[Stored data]

>> begin

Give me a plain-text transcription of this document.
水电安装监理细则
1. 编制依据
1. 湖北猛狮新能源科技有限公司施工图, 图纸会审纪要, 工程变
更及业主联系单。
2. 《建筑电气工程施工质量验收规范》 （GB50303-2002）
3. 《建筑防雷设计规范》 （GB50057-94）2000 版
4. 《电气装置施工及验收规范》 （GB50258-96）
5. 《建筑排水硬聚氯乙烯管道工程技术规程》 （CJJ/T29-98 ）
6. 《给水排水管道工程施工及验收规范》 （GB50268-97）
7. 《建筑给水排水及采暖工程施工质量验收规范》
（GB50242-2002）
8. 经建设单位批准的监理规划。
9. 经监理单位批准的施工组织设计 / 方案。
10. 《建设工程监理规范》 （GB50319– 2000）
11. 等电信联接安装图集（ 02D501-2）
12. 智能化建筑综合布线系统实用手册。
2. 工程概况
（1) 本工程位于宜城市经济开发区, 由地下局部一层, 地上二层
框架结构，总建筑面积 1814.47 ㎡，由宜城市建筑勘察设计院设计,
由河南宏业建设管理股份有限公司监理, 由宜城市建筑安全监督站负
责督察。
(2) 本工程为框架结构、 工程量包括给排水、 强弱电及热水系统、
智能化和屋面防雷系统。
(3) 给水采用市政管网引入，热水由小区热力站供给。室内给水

>> end

§ Task description:
Print the material above once more, exactly.

§ Task solution:
Give me a plain-text transcription of this document.
水电安装监理细则
1. 编制依据
1. 湖北猛狮新能源科技有限公司施工图, 图纸会审纪要, 工程变
更及业主联系单。
2. 《建筑电气工程施工质量验收规范》 （GB50303-2002）
3. 《建筑防雷设计规范》 （GB50057-94）2000 版
4. 《电气装置施工及验收规范》 （GB50258-96）
5. 《建筑排水硬聚氯乙烯管道工程技术规程》 （CJJ/T29-98 ）
6. 《给水排水管道工程施工及验收规范》 （GB50268-97）
7. 《建筑给水排水及采暖工程施工质量验收规范》
（GB50242-2002）
8. 经建设单位批准的监理规划。
9. 经监理单位批准的施工组织设计 / 方案。
10. 《建设工程监理规范》 （GB50319– 2000）
11. 等电信联接安装图集（ 02D501-2）
12. 智能化建筑综合布线系统实用手册。
2. 工程概况
（1) 本工程位于宜城市经济开发区, 由地下局部一层, 地上二层
框架结构，总建筑面积 1814.47 ㎡，由宜城市建筑勘察设计院设计,
由河南宏业建设管理股份有限公司监理, 由宜城市建筑安全监督站负
责督察。
(2) 本工程为框架结构、 工程量包括给排水、 强弱电及热水系统、
智能化和屋面防雷系统。
(3) 给水采用市政管网引入，热水由小区热力站供给。室内给水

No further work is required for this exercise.